» EXERCISE PROMPT
How many lines in the records below contain the word "黑色商品日报"? Answer with the number alone.

___ INFORMATION SHOWN

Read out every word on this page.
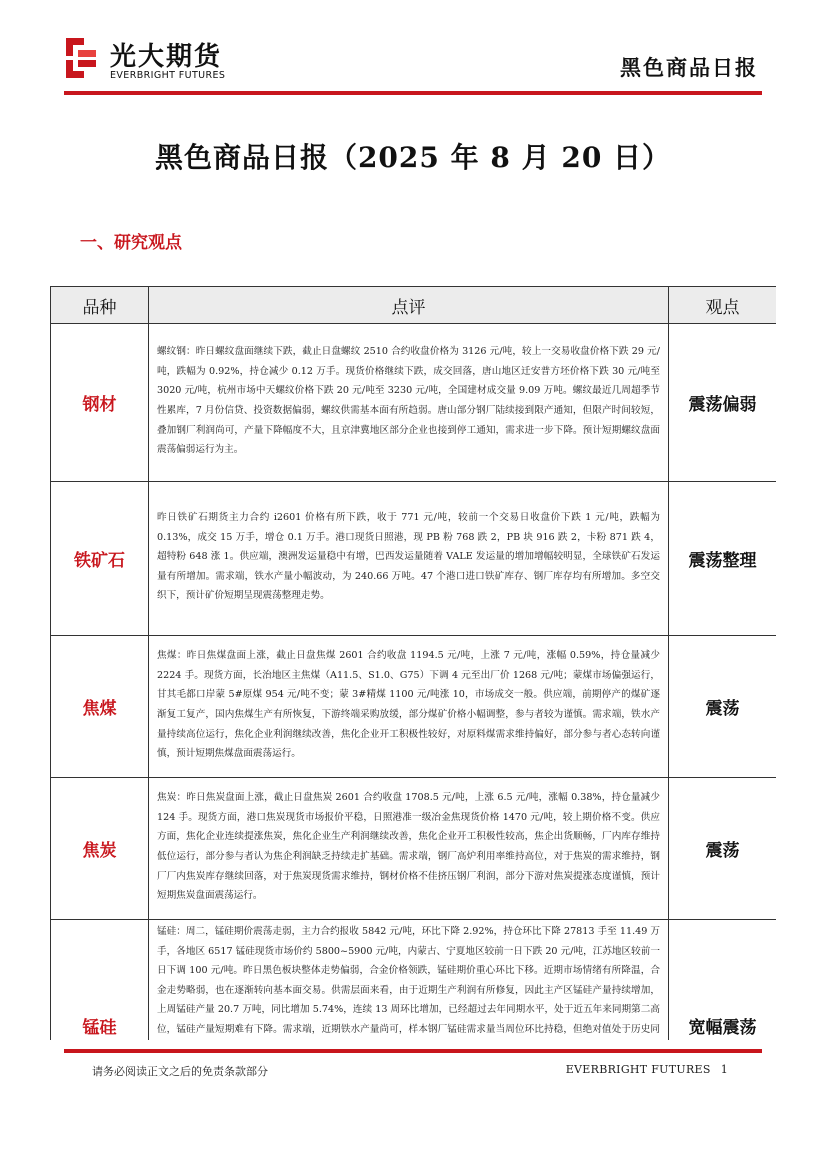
光大期货
EVERBRIGHT FUTURES	黑色商品日报
黑色商品日报（2025 年 8 月 20 日）
一、研究观点
品种	点评	观点
钢材	螺纹钢：昨日螺纹盘面继续下跌，截止日盘螺纹 2510 合约收盘价格为 3126 元/吨，较上一交易收盘价格下跌 29 元/吨，跌幅为 0.92%，持仓减少 0.12 万手。现货价格继续下跌，成交回落，唐山地区迁安普方坯价格下跌 30 元/吨至 3020 元/吨，杭州市场中天螺纹价格下跌 20 元/吨至 3230 元/吨，全国建材成交量 9.09 万吨。螺纹最近几周超季节性累库，7 月份信贷、投资数据偏弱，螺纹供需基本面有所趋弱。唐山部分钢厂陆续接到限产通知，但限产时间较短，叠加钢厂利润尚可，产量下降幅度不大，且京津冀地区部分企业也接到停工通知，需求进一步下降。预计短期螺纹盘面震荡偏弱运行为主。	震荡偏弱
铁矿石	昨日铁矿石期货主力合约 i2601 价格有所下跌，收于 771 元/吨，较前一个交易日收盘价下跌 1 元/吨，跌幅为 0.13%，成交 15 万手，增仓 0.1 万手。港口现货日照港，现 PB 粉 768 跌 2，PB 块 916 跌 2，卡粉 871 跌 4，超特粉 648 涨 1。供应端，澳洲发运量稳中有增，巴西发运量随着 VALE 发运量的增加增幅较明显，全球铁矿石发运量有所增加。需求端，铁水产量小幅波动，为 240.66 万吨。47 个港口进口铁矿库存、钢厂库存均有所增加。多空交织下，预计矿价短期呈现震荡整理走势。	震荡整理
焦煤	焦煤：昨日焦煤盘面上涨，截止日盘焦煤 2601 合约收盘 1194.5 元/吨，上涨 7 元/吨，涨幅 0.59%，持仓量减少 2224 手。现货方面，长治地区主焦煤（A11.5、S1.0、G75）下调 4 元至出厂价 1268 元/吨；蒙煤市场偏强运行，甘其毛都口岸蒙 5#原煤 954 元/吨不变；蒙 3#精煤 1100 元/吨涨 10，市场成交一般。供应端，前期停产的煤矿逐渐复工复产，国内焦煤生产有所恢复，下游终端采购放缓，部分煤矿价格小幅调整，参与者较为谨慎。需求端，铁水产量持续高位运行，焦化企业利润继续改善，焦化企业开工积极性较好，对原料煤需求维持偏好，部分参与者心态转向谨慎，预计短期焦煤盘面震荡运行。	震荡
焦炭	焦炭：昨日焦炭盘面上涨，截止日盘焦炭 2601 合约收盘 1708.5 元/吨，上涨 6.5 元/吨，涨幅 0.38%，持仓量减少 124 手。现货方面，港口焦炭现货市场报价平稳，日照港准一级冶金焦现货价格 1470 元/吨，较上期价格不变。供应方面，焦化企业连续提涨焦炭，焦化企业生产利润继续改善，焦化企业开工积极性较高，焦企出货顺畅，厂内库存维持低位运行，部分参与者认为焦企利润缺乏持续走扩基础。需求端，钢厂高炉利用率维持高位，对于焦炭的需求维持，钢厂厂内焦炭库存继续回落，对于焦炭现货需求维持，钢材价格不佳挤压钢厂利润，部分下游对焦炭提涨态度谨慎，预计短期焦炭盘面震荡运行。	震荡
锰硅	锰硅：周二，锰硅期价震荡走弱，主力合约报收 5842 元/吨，环比下降 2.92%，持仓环比下降 27813 手至 11.49 万手，各地区 6517 锰硅现货市场价约 5800~5900 元/吨，内蒙古、宁夏地区较前一日下跌 20 元/吨，江苏地区较前一日下调 100 元/吨。昨日黑色板块整体走势偏弱，合金价格领跌，锰硅期价重心环比下移。近期市场情绪有所降温，合金走势略弱，也在逐渐转向基本面交易。供需层面来看，由于近期生产利润有所修复，因此主产区锰硅产量持续增加，上周锰硅产量 20.7 万吨，同比增加 5.74%，连续 13 周环比增加，已经超过去年同期水平，处于近五年来同期第二高位，锰硅产量短期难有下降。需求端，近期铁水产量尚可，样本钢厂锰硅需求量当周位环比持稳，但绝对值处于历史同	宽幅震荡
请务必阅读正文之后的免责条款部分	EVERBRIGHT FUTURES 1
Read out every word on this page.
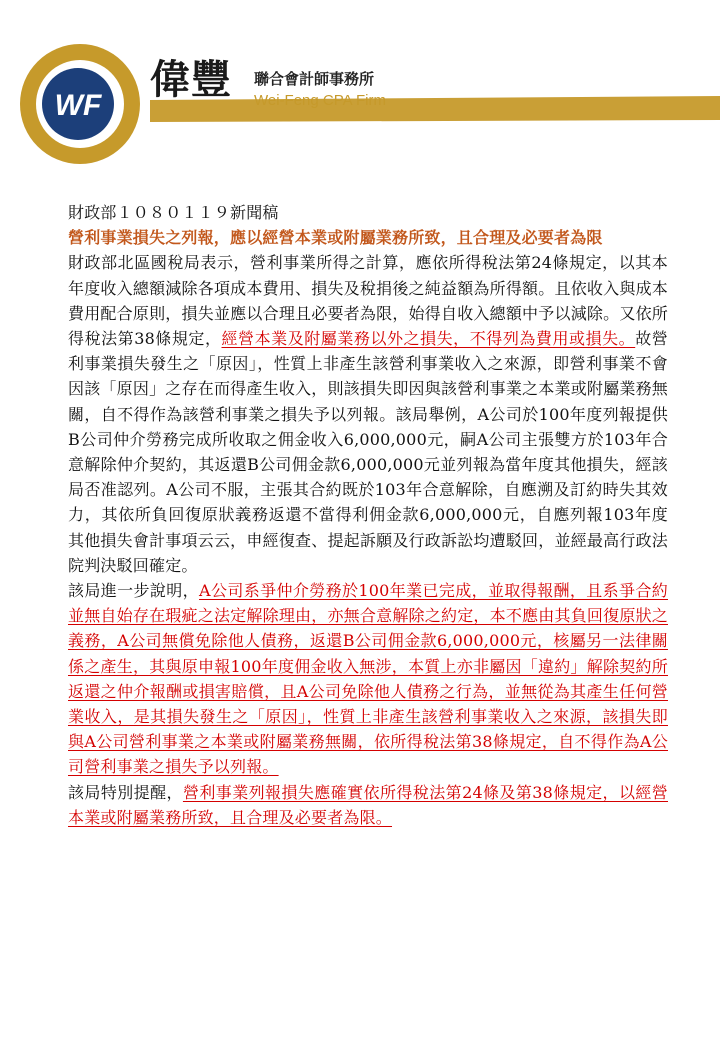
WF
偉豐 聯合會計師事務所
Wei-Feng CPA Firm

財政部１０８０１１９新聞稿

營利事業損失之列報，應以經營本業或附屬業務所致，且合理及必要者為限

財政部北區國稅局表示，營利事業所得之計算，應依所得稅法第24條規定，以其本年度收入總額減除各項成本費用、損失及稅捐後之純益額為所得額。且依收入與成本費用配合原則，損失並應以合理且必要者為限，始得自收入總額中予以減除。又依所得稅法第38條規定，經營本業及附屬業務以外之損失，不得列為費用或損失。故營利事業損失發生之「原因」，性質上非產生該營利事業收入之來源，即營利事業不會因該「原因」之存在而得產生收入，則該損失即因與該營利事業之本業或附屬業務無關，自不得作為該營利事業之損失予以列報。該局舉例，A公司於100年度列報提供B公司仲介勞務完成所收取之佣金收入6,000,000元，嗣A公司主張雙方於103年合意解除仲介契約，其返還B公司佣金款6,000,000元並列報為當年度其他損失，經該局否准認列。A公司不服，主張其合約既於103年合意解除，自應溯及訂約時失其效力，其依所負回復原狀義務返還不當得利佣金款6,000,000元，自應列報103年度其他損失會計事項云云，申經復查、提起訴願及行政訴訟均遭駁回，並經最高行政法院判決駁回確定。

該局進一步說明，A公司系爭仲介勞務於100年業已完成，並取得報酬，且系爭合約並無自始存在瑕疵之法定解除理由，亦無合意解除之約定，本不應由其負回復原狀之義務，A公司無償免除他人債務，返還B公司佣金款6,000,000元，核屬另一法律關係之產生，其與原申報100年度佣金收入無涉，本質上亦非屬因「違約」解除契約所返還之仲介報酬或損害賠償，且A公司免除他人債務之行為，並無從為其產生任何營業收入，是其損失發生之「原因」，性質上非產生該營利事業收入之來源，該損失即與A公司營利事業之本業或附屬業務無關，依所得稅法第38條規定，自不得作為A公司營利事業之損失予以列報。

該局特別提醒，營利事業列報損失應確實依所得稅法第24條及第38條規定，以經營本業或附屬業務所致，且合理及必要者為限。
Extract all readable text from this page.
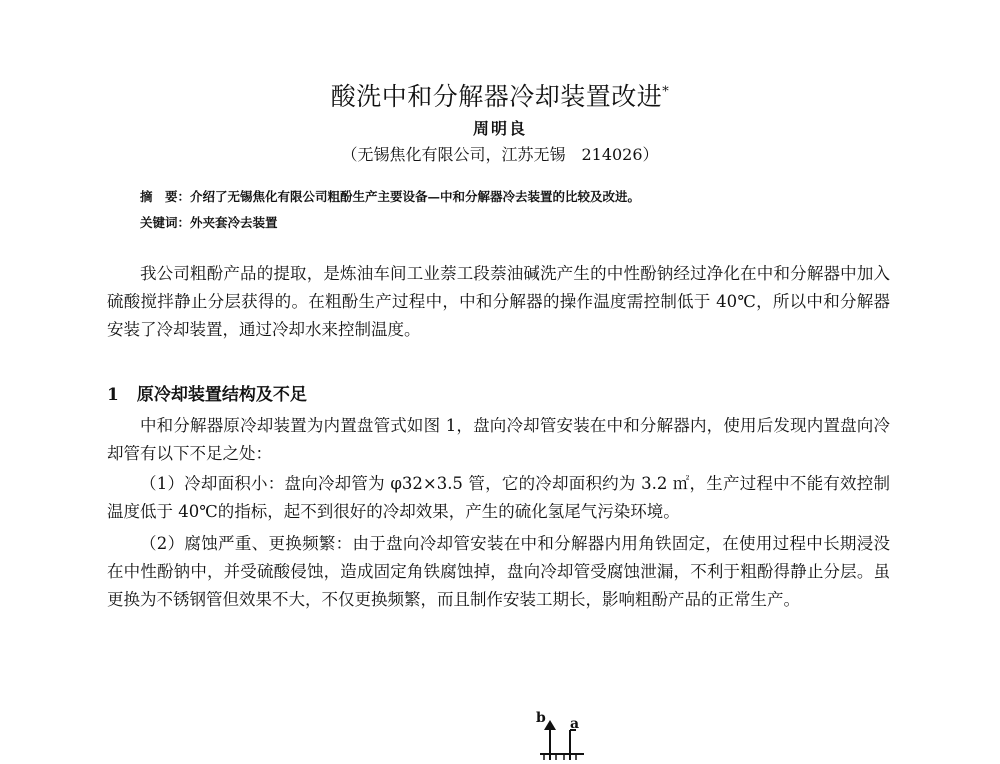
酸洗中和分解器冷却装置改进*
周明良
（无锡焦化有限公司，江苏无锡　214026）
摘　要：介绍了无锡焦化有限公司粗酚生产主要设备—中和分解器冷去装置的比较及改进。
关键词：外夹套冷去装置

我公司粗酚产品的提取，是炼油车间工业萘工段萘油碱洗产生的中性酚钠经过净化在中和分解器中加入硫酸搅拌静止分层获得的。在粗酚生产过程中，中和分解器的操作温度需控制低于 40℃，所以中和分解器安装了冷却装置，通过冷却水来控制温度。

1 原冷却装置结构及不足

中和分解器原冷却装置为内置盘管式如图 1，盘向冷却管安装在中和分解器内，使用后发现内置盘向冷却管有以下不足之处：

（1）冷却面积小：盘向冷却管为 φ32×3.5 管，它的冷却面积约为 3.2 ㎡，生产过程中不能有效控制温度低于 40℃的指标，起不到很好的冷却效果，产生的硫化氢尾气污染环境。

（2）腐蚀严重、更换频繁：由于盘向冷却管安装在中和分解器内用角铁固定，在使用过程中长期浸没在中性酚钠中，并受硫酸侵蚀，造成固定角铁腐蚀掉，盘向冷却管受腐蚀泄漏，不利于粗酚得静止分层。虽更换为不锈钢管但效果不大，不仅更换频繁，而且制作安装工期长，影响粗酚产品的正常生产。

b a
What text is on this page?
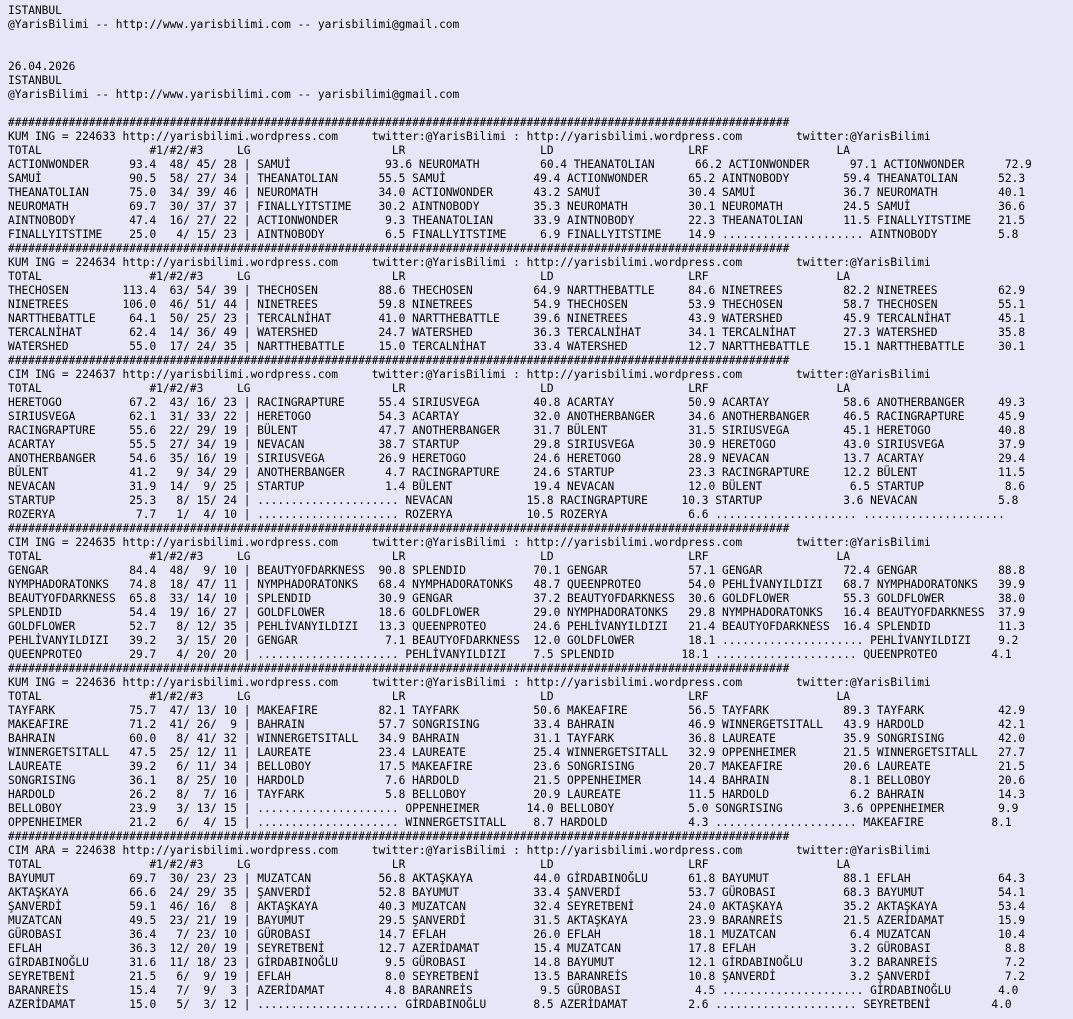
ISTANBUL
@YarisBilimi -- http://www.yarisbilimi.com -- yarisbilimi@gmail.com

26.04.2026
ISTANBUL
@YarisBilimi -- http://www.yarisbilimi.com -- yarisbilimi@gmail.com

####################################################################################################################
KUM ING = 224633 http://yarisbilimi.wordpress.com     twitter:@YarisBilimi : http://yarisbilimi.wordpress.com        twitter:@YarisBilimi
TOTAL                #1/#2/#3     LG                     LR                    LD                    LRF                   LA
ACTIONWONDER      93.4  48/ 45/ 28 | SAMUİ              93.6 NEUROMATH         60.4 THEANATOLIAN      66.2 ACTIONWONDER      97.1 ACTIONWONDER      72.9
SAMUİ             90.5  58/ 27/ 34 | THEANATOLIAN      55.5 SAMUİ             49.4 ACTIONWONDER      65.2 AINTNOBODY        59.4 THEANATOLIAN      52.3
THEANATOLIAN      75.0  34/ 39/ 46 | NEUROMATH         34.0 ACTIONWONDER      43.2 SAMUİ             30.4 SAMUİ             36.7 NEUROMATH         40.1
NEUROMATH         69.7  30/ 37/ 37 | FINALLYITSTIME    30.2 AINTNOBODY        35.3 NEUROMATH         30.1 NEUROMATH         24.5 SAMUİ             36.6
AINTNOBODY        47.4  16/ 27/ 22 | ACTIONWONDER       9.3 THEANATOLIAN      33.9 AINTNOBODY        22.3 THEANATOLIAN      11.5 FINALLYITSTIME    21.5
FINALLYITSTIME    25.0   4/ 15/ 23 | AINTNOBODY         6.5 FINALLYITSTIME     6.9 FINALLYITSTIME    14.9 ..................... AINTNOBODY         5.8
####################################################################################################################
KUM ING = 224634 http://yarisbilimi.wordpress.com     twitter:@YarisBilimi : http://yarisbilimi.wordpress.com        twitter:@YarisBilimi
TOTAL                #1/#2/#3     LG                     LR                    LD                    LRF                   LA
THECHOSEN        113.4  63/ 54/ 39 | THECHOSEN         88.6 THECHOSEN         64.9 NARTTHEBATTLE     84.6 NINETREES         82.2 NINETREES         62.9
NINETREES        106.0  46/ 51/ 44 | NINETREES         59.8 NINETREES         54.9 THECHOSEN         53.9 THECHOSEN         58.7 THECHOSEN         55.1
NARTTHEBATTLE     64.1  50/ 25/ 23 | TERCALNİHAT       41.0 NARTTHEBATTLE     39.6 NINETREES         43.9 WATERSHED         45.9 TERCALNİHAT       45.1
TERCALNİHAT       62.4  14/ 36/ 49 | WATERSHED         24.7 WATERSHED         36.3 TERCALNİHAT       34.1 TERCALNİHAT       27.3 WATERSHED         35.8
WATERSHED         55.0  17/ 24/ 35 | NARTTHEBATTLE     15.0 TERCALNİHAT       33.4 WATERSHED         12.7 NARTTHEBATTLE     15.1 NARTTHEBATTLE     30.1
####################################################################################################################
CIM ING = 224637 http://yarisbilimi.wordpress.com     twitter:@YarisBilimi : http://yarisbilimi.wordpress.com        twitter:@YarisBilimi
TOTAL                #1/#2/#3     LG                     LR                    LD                    LRF                   LA
HERETOGO          67.2  43/ 16/ 23 | RACINGRAPTURE     55.4 SIRIUSVEGA        40.8 ACARTAY           50.9 ACARTAY           58.6 ANOTHERBANGER     49.3
SIRIUSVEGA        62.1  31/ 33/ 22 | HERETOGO          54.3 ACARTAY           32.0 ANOTHERBANGER     34.6 ANOTHERBANGER     46.5 RACINGRAPTURE     45.9
RACINGRAPTURE     55.6  22/ 29/ 19 | BÜLENT            47.7 ANOTHERBANGER     31.7 BÜLENT            31.5 SIRIUSVEGA        45.1 HERETOGO          40.8
ACARTAY           55.5  27/ 34/ 19 | NEVACAN           38.7 STARTUP           29.8 SIRIUSVEGA        30.9 HERETOGO          43.0 SIRIUSVEGA        37.9
ANOTHERBANGER     54.6  35/ 16/ 19 | SIRIUSVEGA        26.9 HERETOGO          24.6 HERETOGO          28.9 NEVACAN           13.7 ACARTAY           29.4
BÜLENT            41.2   9/ 34/ 29 | ANOTHERBANGER      4.7 RACINGRAPTURE     24.6 STARTUP           23.3 RACINGRAPTURE     12.2 BÜLENT            11.5
NEVACAN           31.9  14/  9/ 25 | STARTUP            1.4 BÜLENT            19.4 NEVACAN           12.0 BÜLENT             6.5 STARTUP            8.6
STARTUP           25.3   8/ 15/ 24 | ..................... NEVACAN           15.8 RACINGRAPTURE     10.3 STARTUP            3.6 NEVACAN            5.8
ROZERYA            7.7   1/  4/ 10 | ..................... ROZERYA           10.5 ROZERYA            6.6 ..................... .....................
####################################################################################################################
CIM ING = 224635 http://yarisbilimi.wordpress.com     twitter:@YarisBilimi : http://yarisbilimi.wordpress.com        twitter:@YarisBilimi
TOTAL                #1/#2/#3     LG                     LR                    LD                    LRF                   LA
GENGAR            84.4  48/  9/ 10 | BEAUTYOFDARKNESS  90.8 SPLENDID          70.1 GENGAR            57.1 GENGAR            72.4 GENGAR            88.8
NYMPHADORATONKS   74.8  18/ 47/ 11 | NYMPHADORATONKS   68.4 NYMPHADORATONKS   48.7 QUEENPROTEO       54.0 PEHLİVANYILDIZI   68.7 NYMPHADORATONKS   39.9
BEAUTYOFDARKNESS  65.8  33/ 14/ 10 | SPLENDID          30.9 GENGAR            37.2 BEAUTYOFDARKNESS  30.6 GOLDFLOWER        55.3 GOLDFLOWER        38.0
SPLENDID          54.4  19/ 16/ 27 | GOLDFLOWER        18.6 GOLDFLOWER        29.0 NYMPHADORATONKS   29.8 NYMPHADORATONKS   16.4 BEAUTYOFDARKNESS  37.9
GOLDFLOWER        52.7   8/ 12/ 35 | PEHLİVANYILDIZI   13.3 QUEENPROTEO       24.6 PEHLİVANYILDIZI   21.4 BEAUTYOFDARKNESS  16.4 SPLENDID          11.3
PEHLİVANYILDIZI   39.2   3/ 15/ 20 | GENGAR             7.1 BEAUTYOFDARKNESS  12.0 GOLDFLOWER        18.1 ..................... PEHLİVANYILDIZI    9.2
QUEENPROTEO       29.7   4/ 20/ 20 | ..................... PEHLİVANYILDIZI    7.5 SPLENDID          18.1 ..................... QUEENPROTEO        4.1
####################################################################################################################
KUM ING = 224636 http://yarisbilimi.wordpress.com     twitter:@YarisBilimi : http://yarisbilimi.wordpress.com        twitter:@YarisBilimi
TOTAL                #1/#2/#3     LG                     LR                    LD                    LRF                   LA
TAYFARK           75.7  47/ 13/ 10 | MAKEAFIRE         82.1 TAYFARK           50.6 MAKEAFIRE         56.5 TAYFARK           89.3 TAYFARK           42.9
MAKEAFIRE         71.2  41/ 26/  9 | BAHRAIN           57.7 SONGRISING        33.4 BAHRAIN           46.9 WINNERGETSITALL   43.9 HARDOLD           42.1
BAHRAIN           60.0   8/ 41/ 32 | WINNERGETSITALL   34.9 BAHRAIN           31.1 TAYFARK           36.8 LAUREATE          35.9 SONGRISING        42.0
WINNERGETSITALL   47.5  25/ 12/ 11 | LAUREATE          23.4 LAUREATE          25.4 WINNERGETSITALL   32.9 OPPENHEIMER       21.5 WINNERGETSITALL   27.7
LAUREATE          39.2   6/ 11/ 34 | BELLOBOY          17.5 MAKEAFIRE         23.6 SONGRISING        20.7 MAKEAFIRE         20.6 LAUREATE          21.5
SONGRISING        36.1   8/ 25/ 10 | HARDOLD            7.6 HARDOLD           21.5 OPPENHEIMER       14.4 BAHRAIN            8.1 BELLOBOY          20.6
HARDOLD           26.2   8/  7/ 16 | TAYFARK            5.8 BELLOBOY          20.9 LAUREATE          11.5 HARDOLD            6.2 BAHRAIN           14.3
BELLOBOY          23.9   3/ 13/ 15 | ..................... OPPENHEIMER       14.0 BELLOBOY           5.0 SONGRISING         3.6 OPPENHEIMER        9.9
OPPENHEIMER       21.2   6/  4/ 15 | ..................... WINNERGETSITALL    8.7 HARDOLD            4.3 ..................... MAKEAFIRE          8.1
####################################################################################################################
CIM ARA = 224638 http://yarisbilimi.wordpress.com     twitter:@YarisBilimi : http://yarisbilimi.wordpress.com        twitter:@YarisBilimi
TOTAL                #1/#2/#3     LG                     LR                    LD                    LRF                   LA
BAYUMUT           69.7  30/ 23/ 23 | MUZATCAN          56.8 AKTAŞKAYA         44.0 GİRDABINOĞLU      61.8 BAYUMUT           88.1 EFLAH             64.3
AKTAŞKAYA         66.6  24/ 29/ 35 | ŞANVERDİ          52.8 BAYUMUT           33.4 ŞANVERDİ          53.7 GÜROBASI          68.3 BAYUMUT           54.1
ŞANVERDİ          59.1  46/ 16/  8 | AKTAŞKAYA         40.3 MUZATCAN          32.4 SEYRETBENİ        24.0 AKTAŞKAYA         35.2 AKTAŞKAYA         53.4
MUZATCAN          49.5  23/ 21/ 19 | BAYUMUT           29.5 ŞANVERDİ          31.5 AKTAŞKAYA         23.9 BARANREİS         21.5 AZERİDAMAT        15.9
GÜROBASI          36.4   7/ 23/ 10 | GÜROBASI          14.7 EFLAH             26.0 EFLAH             18.1 MUZATCAN           6.4 MUZATCAN          10.4
EFLAH             36.3  12/ 20/ 19 | SEYRETBENİ        12.7 AZERİDAMAT        15.4 MUZATCAN          17.8 EFLAH              3.2 GÜROBASI           8.8
GİRDABINOĞLU      31.6  11/ 18/ 23 | GİRDABINOĞLU       9.5 GÜROBASI          14.8 BAYUMUT           12.1 GİRDABINOĞLU       3.2 BARANREİS          7.2
SEYRETBENİ        21.5   6/  9/ 19 | EFLAH              8.0 SEYRETBENİ        13.5 BARANREİS         10.8 ŞANVERDİ           3.2 ŞANVERDİ           7.2
BARANREİS         15.4   7/  9/  3 | AZERİDAMAT         4.8 BARANREİS          9.5 GÜROBASI           4.5 ..................... GİRDABINOĞLU       4.0
AZERİDAMAT        15.0   5/  3/ 12 | ..................... GİRDABINOĞLU       8.5 AZERİDAMAT         2.6 ..................... SEYRETBENİ         4.0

______

» THE ANSWER
2